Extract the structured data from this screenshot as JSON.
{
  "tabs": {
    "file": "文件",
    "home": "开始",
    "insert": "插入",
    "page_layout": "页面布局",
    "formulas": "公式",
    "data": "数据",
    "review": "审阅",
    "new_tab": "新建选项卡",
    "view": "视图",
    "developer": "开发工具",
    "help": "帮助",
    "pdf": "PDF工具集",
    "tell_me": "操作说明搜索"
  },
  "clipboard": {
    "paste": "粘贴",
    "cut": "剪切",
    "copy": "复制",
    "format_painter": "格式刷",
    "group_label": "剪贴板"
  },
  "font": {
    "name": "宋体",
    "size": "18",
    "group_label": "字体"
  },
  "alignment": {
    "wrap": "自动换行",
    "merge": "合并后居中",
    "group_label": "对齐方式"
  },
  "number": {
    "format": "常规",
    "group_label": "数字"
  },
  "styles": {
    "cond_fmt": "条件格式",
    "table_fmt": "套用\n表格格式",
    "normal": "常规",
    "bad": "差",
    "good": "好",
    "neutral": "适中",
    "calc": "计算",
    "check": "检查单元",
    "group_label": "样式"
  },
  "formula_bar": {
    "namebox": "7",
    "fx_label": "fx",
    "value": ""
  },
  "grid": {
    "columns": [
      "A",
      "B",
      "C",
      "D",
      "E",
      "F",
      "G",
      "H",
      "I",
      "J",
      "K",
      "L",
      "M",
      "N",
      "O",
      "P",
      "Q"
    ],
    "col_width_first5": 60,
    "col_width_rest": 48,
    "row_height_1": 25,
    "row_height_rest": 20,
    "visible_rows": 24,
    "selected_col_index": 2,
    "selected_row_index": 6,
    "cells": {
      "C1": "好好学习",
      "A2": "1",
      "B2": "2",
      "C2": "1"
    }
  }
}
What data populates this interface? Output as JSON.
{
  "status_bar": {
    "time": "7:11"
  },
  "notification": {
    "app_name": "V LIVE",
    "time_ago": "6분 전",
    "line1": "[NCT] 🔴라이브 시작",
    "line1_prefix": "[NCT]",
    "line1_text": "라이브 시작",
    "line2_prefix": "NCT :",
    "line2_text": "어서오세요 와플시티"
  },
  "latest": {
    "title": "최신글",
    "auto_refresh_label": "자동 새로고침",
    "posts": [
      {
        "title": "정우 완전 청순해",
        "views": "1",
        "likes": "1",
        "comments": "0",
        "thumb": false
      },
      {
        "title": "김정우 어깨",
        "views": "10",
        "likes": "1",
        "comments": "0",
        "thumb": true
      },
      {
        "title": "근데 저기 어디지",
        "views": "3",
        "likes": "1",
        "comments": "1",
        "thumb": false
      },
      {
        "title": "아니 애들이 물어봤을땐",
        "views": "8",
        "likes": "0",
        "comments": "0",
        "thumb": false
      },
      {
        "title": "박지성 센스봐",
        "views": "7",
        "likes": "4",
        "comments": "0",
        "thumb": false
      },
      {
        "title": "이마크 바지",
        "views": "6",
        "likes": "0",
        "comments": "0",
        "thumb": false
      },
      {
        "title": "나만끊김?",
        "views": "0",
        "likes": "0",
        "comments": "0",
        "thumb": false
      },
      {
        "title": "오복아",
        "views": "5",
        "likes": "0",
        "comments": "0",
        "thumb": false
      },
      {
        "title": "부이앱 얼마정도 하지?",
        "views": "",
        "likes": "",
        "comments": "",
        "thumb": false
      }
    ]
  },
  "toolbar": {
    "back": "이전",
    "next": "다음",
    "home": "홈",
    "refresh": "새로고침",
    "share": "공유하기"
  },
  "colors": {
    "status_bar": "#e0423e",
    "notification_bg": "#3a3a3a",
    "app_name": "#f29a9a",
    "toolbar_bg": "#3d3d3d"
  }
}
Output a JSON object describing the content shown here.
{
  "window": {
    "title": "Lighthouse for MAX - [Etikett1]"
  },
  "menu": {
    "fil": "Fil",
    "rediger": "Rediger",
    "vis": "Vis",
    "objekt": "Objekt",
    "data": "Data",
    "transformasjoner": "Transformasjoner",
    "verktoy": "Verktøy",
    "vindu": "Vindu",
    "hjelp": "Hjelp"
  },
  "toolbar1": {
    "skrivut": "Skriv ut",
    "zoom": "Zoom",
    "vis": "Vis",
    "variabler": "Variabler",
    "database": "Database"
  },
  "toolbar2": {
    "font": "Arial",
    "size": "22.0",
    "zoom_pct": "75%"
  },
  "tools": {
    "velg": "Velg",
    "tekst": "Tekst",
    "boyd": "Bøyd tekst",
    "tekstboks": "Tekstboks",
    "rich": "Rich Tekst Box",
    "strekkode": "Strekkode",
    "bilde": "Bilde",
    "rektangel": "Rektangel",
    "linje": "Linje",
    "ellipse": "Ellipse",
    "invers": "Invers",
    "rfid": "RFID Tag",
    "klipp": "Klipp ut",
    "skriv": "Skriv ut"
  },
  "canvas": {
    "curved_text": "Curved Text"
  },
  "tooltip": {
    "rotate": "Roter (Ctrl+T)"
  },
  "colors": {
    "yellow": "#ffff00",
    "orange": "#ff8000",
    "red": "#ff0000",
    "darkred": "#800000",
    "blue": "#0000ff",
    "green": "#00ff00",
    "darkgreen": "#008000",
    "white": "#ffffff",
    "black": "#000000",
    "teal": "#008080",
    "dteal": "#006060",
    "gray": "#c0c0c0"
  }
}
□ □ □ □ □
■ WHAT THE EXERCISE ASKS ■
Reproduce every entry shown above, precisely as it stands.

■ COMPLETED EXERCISE ■
Extract the structured data from this screenshot as JSON.
{
  "tabs": {
    "file": "文件",
    "home": "开始",
    "insert": "插入",
    "page_layout": "页面布局",
    "formulas": "公式",
    "data": "数据",
    "review": "审阅",
    "new_tab": "新建选项卡",
    "view": "视图",
    "developer": "开发工具",
    "help": "帮助",
    "pdf": "PDF工具集",
    "tell_me": "操作说明搜索"
  },
  "clipboard": {
    "paste": "粘贴",
    "cut": "剪切",
    "copy": "复制",
    "format_painter": "格式刷",
    "group_label": "剪贴板"
  },
  "font": {
    "name": "宋体",
    "size": "18",
    "group_label": "字体"
  },
  "alignment": {
    "wrap": "自动换行",
    "merge": "合并后居中",
    "group_label": "对齐方式"
  },
  "number": {
    "format": "常规",
    "group_label": "数字"
  },
  "styles": {
    "cond_fmt": "条件格式",
    "table_fmt": "套用\n表格格式",
    "normal": "常规",
    "bad": "差",
    "good": "好",
    "neutral": "适中",
    "calc": "计算",
    "check": "检查单元",
    "group_label": "样式"
  },
  "formula_bar": {
    "namebox": "7",
    "fx_label": "fx",
    "value": ""
  },
  "grid": {
    "columns": [
      "A",
      "B",
      "C",
      "D",
      "E",
      "F",
      "G",
      "H",
      "I",
      "J",
      "K",
      "L",
      "M",
      "N",
      "O",
      "P",
      "Q"
    ],
    "col_width_first5": 60,
    "col_width_rest": 48,
    "row_height_1": 25,
    "row_height_rest": 20,
    "visible_rows": 24,
    "selected_col_index": 2,
    "selected_row_index": 6,
    "cells": {
      "C1": "好好学习",
      "A2": "1",
      "B2": "2",
      "C2": "1"
    }
  }
}
What data populates this interface? Output as JSON.
{
  "status_bar": {
    "time": "7:11"
  },
  "notification": {
    "app_name": "V LIVE",
    "time_ago": "6분 전",
    "line1": "[NCT] 🔴라이브 시작",
    "line1_prefix": "[NCT]",
    "line1_text": "라이브 시작",
    "line2_prefix": "NCT :",
    "line2_text": "어서오세요 와플시티"
  },
  "latest": {
    "title": "최신글",
    "auto_refresh_label": "자동 새로고침",
    "posts": [
      {
        "title": "정우 완전 청순해",
        "views": "1",
        "likes": "1",
        "comments": "0",
        "thumb": false
      },
      {
        "title": "김정우 어깨",
        "views": "10",
        "likes": "1",
        "comments": "0",
        "thumb": true
      },
      {
        "title": "근데 저기 어디지",
        "views": "3",
        "likes": "1",
        "comments": "1",
        "thumb": false
      },
      {
        "title": "아니 애들이 물어봤을땐",
        "views": "8",
        "likes": "0",
        "comments": "0",
        "thumb": false
      },
      {
        "title": "박지성 센스봐",
        "views": "7",
        "likes": "4",
        "comments": "0",
        "thumb": false
      },
      {
        "title": "이마크 바지",
        "views": "6",
        "likes": "0",
        "comments": "0",
        "thumb": false
      },
      {
        "title": "나만끊김?",
        "views": "0",
        "likes": "0",
        "comments": "0",
        "thumb": false
      },
      {
        "title": "오복아",
        "views": "5",
        "likes": "0",
        "comments": "0",
        "thumb": false
      },
      {
        "title": "부이앱 얼마정도 하지?",
        "views": "",
        "likes": "",
        "comments": "",
        "thumb": false
      }
    ]
  },
  "toolbar": {
    "back": "이전",
    "next": "다음",
    "home": "홈",
    "refresh": "새로고침",
    "share": "공유하기"
  },
  "colors": {
    "status_bar": "#e0423e",
    "notification_bg": "#3a3a3a",
    "app_name": "#f29a9a",
    "toolbar_bg": "#3d3d3d"
  }
}
Output a JSON object describing the content shown here.
{
  "window": {
    "title": "Lighthouse for MAX - [Etikett1]"
  },
  "menu": {
    "fil": "Fil",
    "rediger": "Rediger",
    "vis": "Vis",
    "objekt": "Objekt",
    "data": "Data",
    "transformasjoner": "Transformasjoner",
    "verktoy": "Verktøy",
    "vindu": "Vindu",
    "hjelp": "Hjelp"
  },
  "toolbar1": {
    "skrivut": "Skriv ut",
    "zoom": "Zoom",
    "vis": "Vis",
    "variabler": "Variabler",
    "database": "Database"
  },
  "toolbar2": {
    "font": "Arial",
    "size": "22.0",
    "zoom_pct": "75%"
  },
  "tools": {
    "velg": "Velg",
    "tekst": "Tekst",
    "boyd": "Bøyd tekst",
    "tekstboks": "Tekstboks",
    "rich": "Rich Tekst Box",
    "strekkode": "Strekkode",
    "bilde": "Bilde",
    "rektangel": "Rektangel",
    "linje": "Linje",
    "ellipse": "Ellipse",
    "invers": "Invers",
    "rfid": "RFID Tag",
    "klipp": "Klipp ut",
    "skriv": "Skriv ut"
  },
  "canvas": {
    "curved_text": "Curved Text"
  },
  "tooltip": {
    "rotate": "Roter (Ctrl+T)"
  },
  "colors": {
    "yellow": "#ffff00",
    "orange": "#ff8000",
    "red": "#ff0000",
    "darkred": "#800000",
    "blue": "#0000ff",
    "green": "#00ff00",
    "darkgreen": "#008000",
    "white": "#ffffff",
    "black": "#000000",
    "teal": "#008080",
    "dteal": "#006060",
    "gray": "#c0c0c0"
  }
}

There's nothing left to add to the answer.